Directive: Transcribe all the entries word for word, omitting any pictures they contain.
** start Dataset extract **
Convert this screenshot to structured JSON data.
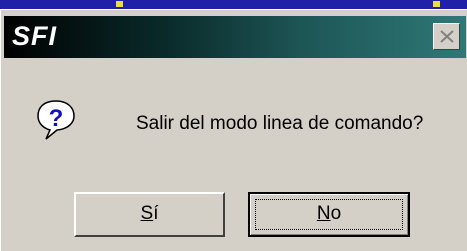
{
  "dialog": {
    "title": "SFI",
    "message": "Salir del modo linea de comando?",
    "icon": "question-icon",
    "close_icon": "close-icon"
  },
  "buttons": {
    "yes_mnemonic": "S",
    "yes_rest": "í",
    "no_mnemonic": "N",
    "no_rest": "o"
  },
  "colors": {
    "title_gradient_start": "#000000",
    "title_gradient_end": "#2f7878",
    "face": "#d4d0c8",
    "icon_blue": "#1010c0"
  }
}
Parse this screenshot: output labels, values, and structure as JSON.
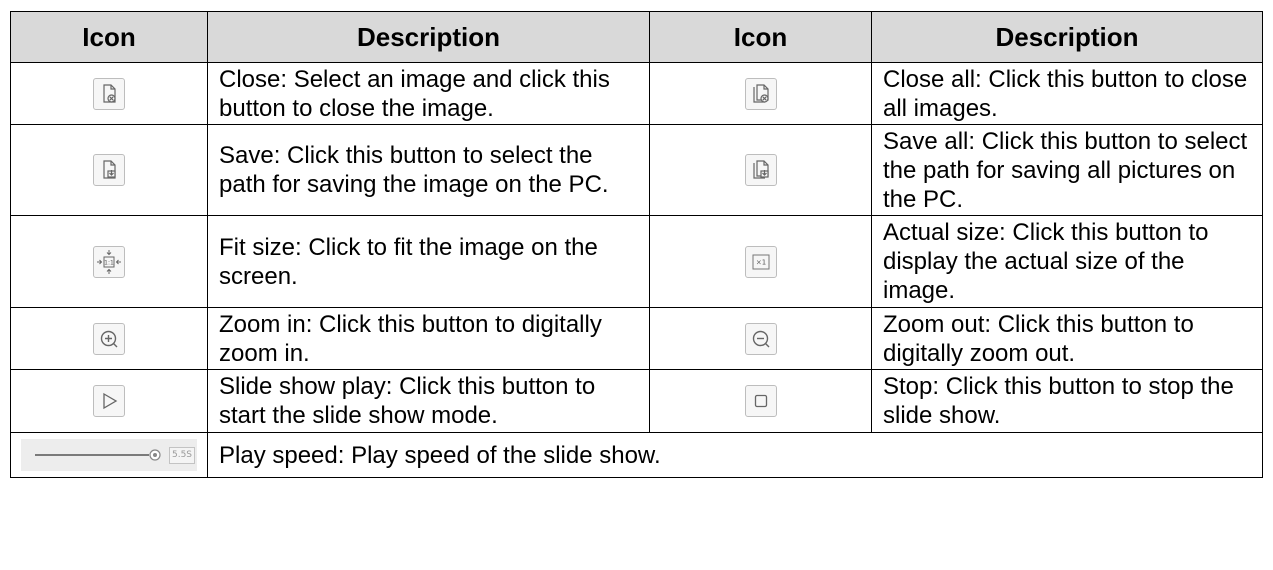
** end Dataset extract **
Correct result:
Convert this screenshot to structured JSON data.
{
  "dialog": {
    "title": "SFI",
    "message": "Salir del modo linea de comando?",
    "icon": "question-icon",
    "close_icon": "close-icon"
  },
  "buttons": {
    "yes_mnemonic": "S",
    "yes_rest": "í",
    "no_mnemonic": "N",
    "no_rest": "o"
  },
  "colors": {
    "title_gradient_start": "#000000",
    "title_gradient_end": "#2f7878",
    "face": "#d4d0c8",
    "icon_blue": "#1010c0"
  }
}
Parse this screenshot: output labels, values, and structure as JSON.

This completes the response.